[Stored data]
begin

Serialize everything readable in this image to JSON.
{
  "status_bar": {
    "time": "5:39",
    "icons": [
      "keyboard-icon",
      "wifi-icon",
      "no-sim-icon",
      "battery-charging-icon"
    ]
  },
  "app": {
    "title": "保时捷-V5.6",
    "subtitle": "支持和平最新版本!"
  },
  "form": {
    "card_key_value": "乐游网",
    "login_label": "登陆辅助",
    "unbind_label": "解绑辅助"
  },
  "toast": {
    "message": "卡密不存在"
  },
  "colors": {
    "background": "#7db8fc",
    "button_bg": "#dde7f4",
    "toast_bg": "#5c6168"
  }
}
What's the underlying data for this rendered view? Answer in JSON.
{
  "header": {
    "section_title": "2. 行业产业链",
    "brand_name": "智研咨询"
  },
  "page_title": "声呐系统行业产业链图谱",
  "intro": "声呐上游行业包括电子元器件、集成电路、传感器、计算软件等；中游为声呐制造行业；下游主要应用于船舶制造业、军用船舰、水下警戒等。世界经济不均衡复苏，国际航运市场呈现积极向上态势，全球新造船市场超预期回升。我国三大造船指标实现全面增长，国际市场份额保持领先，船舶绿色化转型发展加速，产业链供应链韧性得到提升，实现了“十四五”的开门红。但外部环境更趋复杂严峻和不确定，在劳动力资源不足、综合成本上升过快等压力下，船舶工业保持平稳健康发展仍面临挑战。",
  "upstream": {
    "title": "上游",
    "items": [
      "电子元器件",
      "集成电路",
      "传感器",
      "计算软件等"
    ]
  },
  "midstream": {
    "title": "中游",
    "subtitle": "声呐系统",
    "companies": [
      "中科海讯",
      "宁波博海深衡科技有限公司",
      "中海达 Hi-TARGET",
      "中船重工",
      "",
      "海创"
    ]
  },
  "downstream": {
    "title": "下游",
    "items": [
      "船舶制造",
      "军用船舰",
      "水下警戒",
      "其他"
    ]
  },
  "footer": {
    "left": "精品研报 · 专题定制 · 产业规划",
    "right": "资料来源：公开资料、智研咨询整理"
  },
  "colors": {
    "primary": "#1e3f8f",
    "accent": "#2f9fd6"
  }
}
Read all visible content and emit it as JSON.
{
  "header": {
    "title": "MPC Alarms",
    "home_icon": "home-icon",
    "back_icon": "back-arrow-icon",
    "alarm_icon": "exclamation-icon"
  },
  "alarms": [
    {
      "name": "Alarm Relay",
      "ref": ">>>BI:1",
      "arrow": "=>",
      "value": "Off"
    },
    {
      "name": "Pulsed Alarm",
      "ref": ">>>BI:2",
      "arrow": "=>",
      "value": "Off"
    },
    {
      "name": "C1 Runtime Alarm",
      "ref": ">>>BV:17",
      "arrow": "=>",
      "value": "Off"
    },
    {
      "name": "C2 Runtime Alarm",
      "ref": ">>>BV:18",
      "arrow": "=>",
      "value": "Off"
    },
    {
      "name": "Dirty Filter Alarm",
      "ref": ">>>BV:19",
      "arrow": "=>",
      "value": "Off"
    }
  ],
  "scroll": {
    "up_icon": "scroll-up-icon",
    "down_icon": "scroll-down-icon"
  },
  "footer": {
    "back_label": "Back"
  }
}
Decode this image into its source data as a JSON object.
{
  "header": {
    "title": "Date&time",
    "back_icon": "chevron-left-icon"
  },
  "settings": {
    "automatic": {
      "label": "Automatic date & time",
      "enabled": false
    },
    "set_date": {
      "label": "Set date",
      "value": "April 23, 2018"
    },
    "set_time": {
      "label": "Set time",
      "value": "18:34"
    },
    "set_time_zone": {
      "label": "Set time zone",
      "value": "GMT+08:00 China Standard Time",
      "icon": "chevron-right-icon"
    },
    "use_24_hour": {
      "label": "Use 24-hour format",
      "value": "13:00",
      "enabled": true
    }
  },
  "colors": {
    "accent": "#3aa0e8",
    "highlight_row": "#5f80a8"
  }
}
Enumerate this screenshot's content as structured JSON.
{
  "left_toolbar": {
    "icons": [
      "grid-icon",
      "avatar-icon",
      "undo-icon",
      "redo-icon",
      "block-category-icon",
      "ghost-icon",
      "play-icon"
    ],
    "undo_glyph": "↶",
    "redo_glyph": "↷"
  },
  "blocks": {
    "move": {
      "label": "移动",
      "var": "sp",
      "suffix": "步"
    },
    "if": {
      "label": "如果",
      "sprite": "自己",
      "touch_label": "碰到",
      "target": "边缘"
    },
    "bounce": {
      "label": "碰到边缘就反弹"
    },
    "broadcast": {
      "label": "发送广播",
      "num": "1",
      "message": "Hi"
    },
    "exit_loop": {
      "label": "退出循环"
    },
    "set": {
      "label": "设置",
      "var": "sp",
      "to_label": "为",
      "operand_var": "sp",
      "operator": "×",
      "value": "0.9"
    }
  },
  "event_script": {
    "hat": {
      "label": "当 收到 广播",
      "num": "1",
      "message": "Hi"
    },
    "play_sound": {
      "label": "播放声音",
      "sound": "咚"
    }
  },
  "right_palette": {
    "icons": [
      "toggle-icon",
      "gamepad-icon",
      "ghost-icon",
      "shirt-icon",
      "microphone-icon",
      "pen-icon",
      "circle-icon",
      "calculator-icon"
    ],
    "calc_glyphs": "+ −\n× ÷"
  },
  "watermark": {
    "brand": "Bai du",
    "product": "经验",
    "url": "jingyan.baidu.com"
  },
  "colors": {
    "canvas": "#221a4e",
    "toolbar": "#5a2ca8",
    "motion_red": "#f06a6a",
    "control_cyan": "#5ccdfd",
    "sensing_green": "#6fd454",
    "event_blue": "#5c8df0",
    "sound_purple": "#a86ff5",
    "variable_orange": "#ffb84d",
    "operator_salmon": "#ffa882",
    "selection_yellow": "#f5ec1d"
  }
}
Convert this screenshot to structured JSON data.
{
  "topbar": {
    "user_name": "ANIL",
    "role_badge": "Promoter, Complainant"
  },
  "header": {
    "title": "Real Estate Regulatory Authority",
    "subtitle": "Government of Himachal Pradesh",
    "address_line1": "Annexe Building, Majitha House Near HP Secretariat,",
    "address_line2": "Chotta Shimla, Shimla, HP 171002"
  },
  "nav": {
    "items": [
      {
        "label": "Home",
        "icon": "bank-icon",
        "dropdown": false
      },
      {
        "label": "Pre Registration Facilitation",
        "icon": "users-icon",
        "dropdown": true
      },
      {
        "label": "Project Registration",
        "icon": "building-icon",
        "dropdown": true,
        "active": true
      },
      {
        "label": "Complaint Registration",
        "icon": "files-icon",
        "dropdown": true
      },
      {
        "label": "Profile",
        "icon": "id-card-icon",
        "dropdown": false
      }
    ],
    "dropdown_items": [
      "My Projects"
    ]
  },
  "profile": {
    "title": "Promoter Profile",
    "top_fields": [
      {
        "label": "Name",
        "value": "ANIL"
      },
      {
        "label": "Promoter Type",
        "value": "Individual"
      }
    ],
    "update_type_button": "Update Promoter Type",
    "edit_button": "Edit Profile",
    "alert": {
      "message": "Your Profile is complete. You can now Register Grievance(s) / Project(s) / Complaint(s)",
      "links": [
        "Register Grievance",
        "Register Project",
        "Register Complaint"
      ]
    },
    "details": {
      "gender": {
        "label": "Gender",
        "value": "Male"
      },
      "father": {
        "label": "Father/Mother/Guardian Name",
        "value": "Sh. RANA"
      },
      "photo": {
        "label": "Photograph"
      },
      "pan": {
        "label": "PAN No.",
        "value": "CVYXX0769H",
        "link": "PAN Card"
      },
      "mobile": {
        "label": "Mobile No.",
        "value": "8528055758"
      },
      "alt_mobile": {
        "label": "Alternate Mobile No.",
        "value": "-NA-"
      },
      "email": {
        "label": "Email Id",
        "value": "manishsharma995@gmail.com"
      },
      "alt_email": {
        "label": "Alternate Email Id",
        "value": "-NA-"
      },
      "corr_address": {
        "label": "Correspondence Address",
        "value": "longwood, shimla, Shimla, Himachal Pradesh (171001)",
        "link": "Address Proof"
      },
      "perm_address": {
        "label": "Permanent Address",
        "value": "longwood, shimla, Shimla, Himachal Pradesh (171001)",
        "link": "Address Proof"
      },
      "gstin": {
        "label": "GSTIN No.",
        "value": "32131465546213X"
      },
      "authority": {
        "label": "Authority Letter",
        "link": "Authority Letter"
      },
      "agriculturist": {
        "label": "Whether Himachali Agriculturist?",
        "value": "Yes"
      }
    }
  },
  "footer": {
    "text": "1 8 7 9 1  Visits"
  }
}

end

== TASK TO CARRY OUT ==
Review the preceding data and report every line that includes the string "Grievance".

== TASK OUTPUT ==
      "message": "Your Profile is complete. You can now Register Grievance(s) / Project(s) / Complaint(s)",
        "Register Grievance",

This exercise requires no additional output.